Data provided
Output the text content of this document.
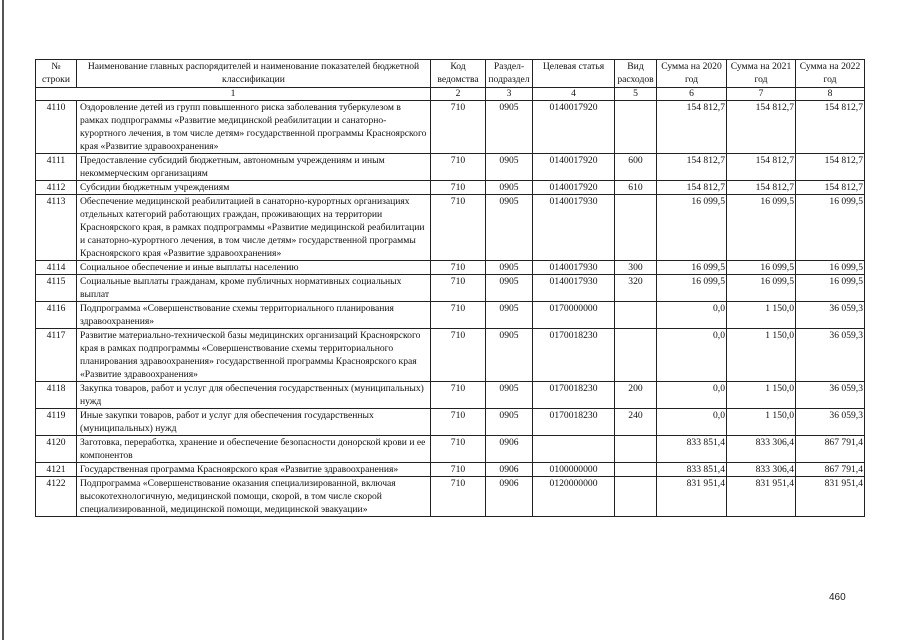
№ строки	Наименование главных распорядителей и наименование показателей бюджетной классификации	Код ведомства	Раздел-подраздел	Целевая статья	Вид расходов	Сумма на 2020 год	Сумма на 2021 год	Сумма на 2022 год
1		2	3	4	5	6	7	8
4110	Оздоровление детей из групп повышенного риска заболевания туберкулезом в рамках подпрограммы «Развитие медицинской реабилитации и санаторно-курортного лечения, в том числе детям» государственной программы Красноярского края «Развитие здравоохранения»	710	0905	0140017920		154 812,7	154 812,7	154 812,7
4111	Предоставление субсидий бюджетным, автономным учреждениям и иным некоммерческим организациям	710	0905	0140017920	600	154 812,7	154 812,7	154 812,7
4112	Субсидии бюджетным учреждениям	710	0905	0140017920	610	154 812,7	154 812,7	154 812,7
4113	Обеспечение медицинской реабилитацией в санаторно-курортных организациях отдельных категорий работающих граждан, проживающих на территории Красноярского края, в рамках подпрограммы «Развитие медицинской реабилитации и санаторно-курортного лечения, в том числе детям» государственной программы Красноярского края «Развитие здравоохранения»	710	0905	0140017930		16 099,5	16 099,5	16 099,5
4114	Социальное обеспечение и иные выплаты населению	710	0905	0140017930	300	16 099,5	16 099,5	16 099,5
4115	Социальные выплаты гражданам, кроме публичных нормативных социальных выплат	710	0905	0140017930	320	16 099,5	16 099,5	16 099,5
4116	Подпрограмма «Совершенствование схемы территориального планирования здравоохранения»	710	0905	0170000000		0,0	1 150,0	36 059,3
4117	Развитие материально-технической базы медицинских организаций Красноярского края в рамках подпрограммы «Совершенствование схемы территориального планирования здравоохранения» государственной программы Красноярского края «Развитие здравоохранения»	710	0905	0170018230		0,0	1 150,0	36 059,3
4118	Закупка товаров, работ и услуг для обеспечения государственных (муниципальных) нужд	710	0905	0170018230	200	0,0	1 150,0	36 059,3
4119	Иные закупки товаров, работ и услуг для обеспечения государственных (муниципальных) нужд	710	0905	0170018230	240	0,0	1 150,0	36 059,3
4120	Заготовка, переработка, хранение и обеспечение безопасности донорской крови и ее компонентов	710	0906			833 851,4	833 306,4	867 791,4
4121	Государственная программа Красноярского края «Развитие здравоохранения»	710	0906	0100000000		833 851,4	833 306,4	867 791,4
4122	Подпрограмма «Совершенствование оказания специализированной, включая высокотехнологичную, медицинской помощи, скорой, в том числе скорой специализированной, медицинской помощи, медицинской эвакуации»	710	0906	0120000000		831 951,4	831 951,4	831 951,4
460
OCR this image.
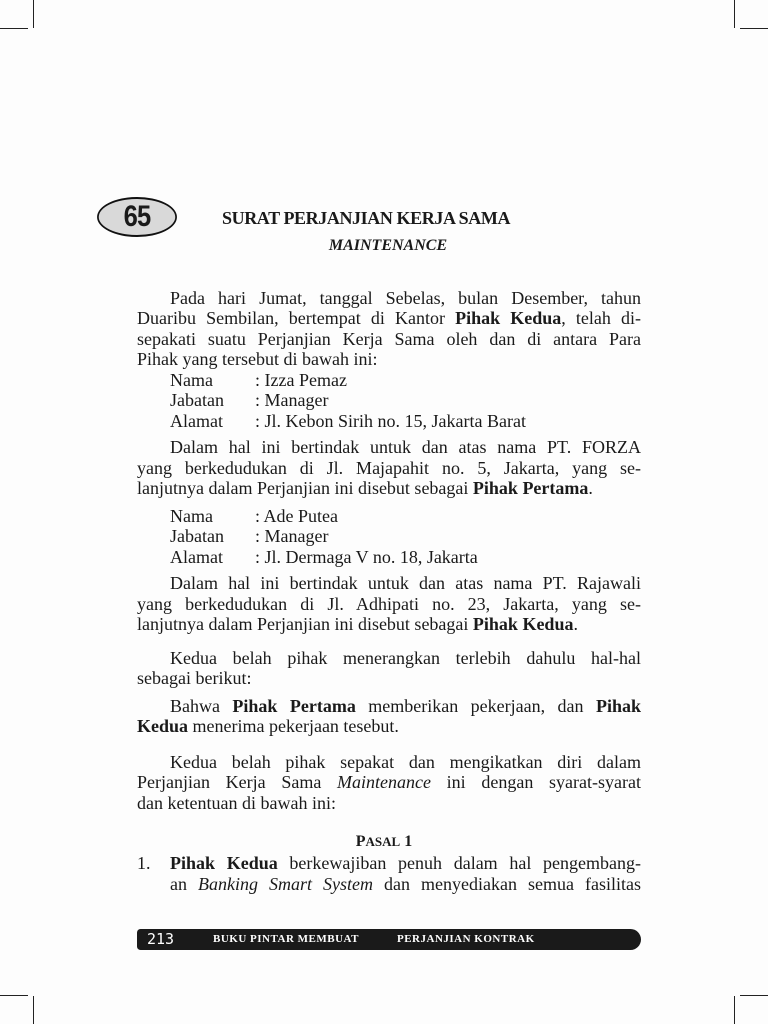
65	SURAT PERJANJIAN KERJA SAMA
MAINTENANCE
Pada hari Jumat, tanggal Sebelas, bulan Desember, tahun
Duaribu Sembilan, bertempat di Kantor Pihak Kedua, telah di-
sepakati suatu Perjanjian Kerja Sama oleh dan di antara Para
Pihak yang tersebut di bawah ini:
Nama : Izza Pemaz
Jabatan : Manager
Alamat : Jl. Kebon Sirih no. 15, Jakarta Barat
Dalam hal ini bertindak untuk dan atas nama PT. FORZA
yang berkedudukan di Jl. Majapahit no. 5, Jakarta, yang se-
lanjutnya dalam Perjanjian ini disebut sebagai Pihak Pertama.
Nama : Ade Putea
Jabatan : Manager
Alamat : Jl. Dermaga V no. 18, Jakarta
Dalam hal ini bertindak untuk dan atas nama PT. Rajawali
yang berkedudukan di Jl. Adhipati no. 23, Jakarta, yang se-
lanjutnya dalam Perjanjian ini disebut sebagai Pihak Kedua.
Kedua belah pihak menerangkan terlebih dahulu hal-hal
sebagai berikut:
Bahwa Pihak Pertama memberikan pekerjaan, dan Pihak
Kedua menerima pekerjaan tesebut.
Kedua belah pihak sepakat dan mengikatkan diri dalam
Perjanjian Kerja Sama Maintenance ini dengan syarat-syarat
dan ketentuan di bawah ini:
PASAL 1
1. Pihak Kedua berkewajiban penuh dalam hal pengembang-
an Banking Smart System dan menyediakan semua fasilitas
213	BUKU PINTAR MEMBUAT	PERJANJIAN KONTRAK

Task prompt
Copy the entries above faithfully and omit every image.

Exercise answer
Output the text content of this document.
№ строки	Наименование главных распорядителей и наименование показателей бюджетной классификации	Код ведомства	Раздел-подраздел	Целевая статья	Вид расходов	Сумма на 2020 год	Сумма на 2021 год	Сумма на 2022 год
1		2	3	4	5	6	7	8
4110	Оздоровление детей из групп повышенного риска заболевания туберкулезом в рамках подпрограммы «Развитие медицинской реабилитации и санаторно-курортного лечения, в том числе детям» государственной программы Красноярского края «Развитие здравоохранения»	710	0905	0140017920		154 812,7	154 812,7	154 812,7
4111	Предоставление субсидий бюджетным, автономным учреждениям и иным некоммерческим организациям	710	0905	0140017920	600	154 812,7	154 812,7	154 812,7
4112	Субсидии бюджетным учреждениям	710	0905	0140017920	610	154 812,7	154 812,7	154 812,7
4113	Обеспечение медицинской реабилитацией в санаторно-курортных организациях отдельных категорий работающих граждан, проживающих на территории Красноярского края, в рамках подпрограммы «Развитие медицинской реабилитации и санаторно-курортного лечения, в том числе детям» государственной программы Красноярского края «Развитие здравоохранения»	710	0905	0140017930		16 099,5	16 099,5	16 099,5
4114	Социальное обеспечение и иные выплаты населению	710	0905	0140017930	300	16 099,5	16 099,5	16 099,5
4115	Социальные выплаты гражданам, кроме публичных нормативных социальных выплат	710	0905	0140017930	320	16 099,5	16 099,5	16 099,5
4116	Подпрограмма «Совершенствование схемы территориального планирования здравоохранения»	710	0905	0170000000		0,0	1 150,0	36 059,3
4117	Развитие материально-технической базы медицинских организаций Красноярского края в рамках подпрограммы «Совершенствование схемы территориального планирования здравоохранения» государственной программы Красноярского края «Развитие здравоохранения»	710	0905	0170018230		0,0	1 150,0	36 059,3
4118	Закупка товаров, работ и услуг для обеспечения государственных (муниципальных) нужд	710	0905	0170018230	200	0,0	1 150,0	36 059,3
4119	Иные закупки товаров, работ и услуг для обеспечения государственных (муниципальных) нужд	710	0905	0170018230	240	0,0	1 150,0	36 059,3
4120	Заготовка, переработка, хранение и обеспечение безопасности донорской крови и ее компонентов	710	0906			833 851,4	833 306,4	867 791,4
4121	Государственная программа Красноярского края «Развитие здравоохранения»	710	0906	0100000000		833 851,4	833 306,4	867 791,4
4122	Подпрограмма «Совершенствование оказания специализированной, включая высокотехнологичную, медицинской помощи, скорой, в том числе скорой специализированной, медицинской помощи, медицинской эвакуации»	710	0906	0120000000		831 951,4	831 951,4	831 951,4
460
OCR this image.
65	SURAT PERJANJIAN KERJA SAMA
MAINTENANCE
Pada hari Jumat, tanggal Sebelas, bulan Desember, tahun
Duaribu Sembilan, bertempat di Kantor Pihak Kedua, telah di-
sepakati suatu Perjanjian Kerja Sama oleh dan di antara Para
Pihak yang tersebut di bawah ini:
Nama : Izza Pemaz
Jabatan : Manager
Alamat : Jl. Kebon Sirih no. 15, Jakarta Barat
Dalam hal ini bertindak untuk dan atas nama PT. FORZA
yang berkedudukan di Jl. Majapahit no. 5, Jakarta, yang se-
lanjutnya dalam Perjanjian ini disebut sebagai Pihak Pertama.
Nama : Ade Putea
Jabatan : Manager
Alamat : Jl. Dermaga V no. 18, Jakarta
Dalam hal ini bertindak untuk dan atas nama PT. Rajawali
yang berkedudukan di Jl. Adhipati no. 23, Jakarta, yang se-
lanjutnya dalam Perjanjian ini disebut sebagai Pihak Kedua.
Kedua belah pihak menerangkan terlebih dahulu hal-hal
sebagai berikut:
Bahwa Pihak Pertama memberikan pekerjaan, dan Pihak
Kedua menerima pekerjaan tesebut.
Kedua belah pihak sepakat dan mengikatkan diri dalam
Perjanjian Kerja Sama Maintenance ini dengan syarat-syarat
dan ketentuan di bawah ini:
PASAL 1
1. Pihak Kedua berkewajiban penuh dalam hal pengembang-
an Banking Smart System dan menyediakan semua fasilitas
213	BUKU PINTAR MEMBUAT	PERJANJIAN KONTRAK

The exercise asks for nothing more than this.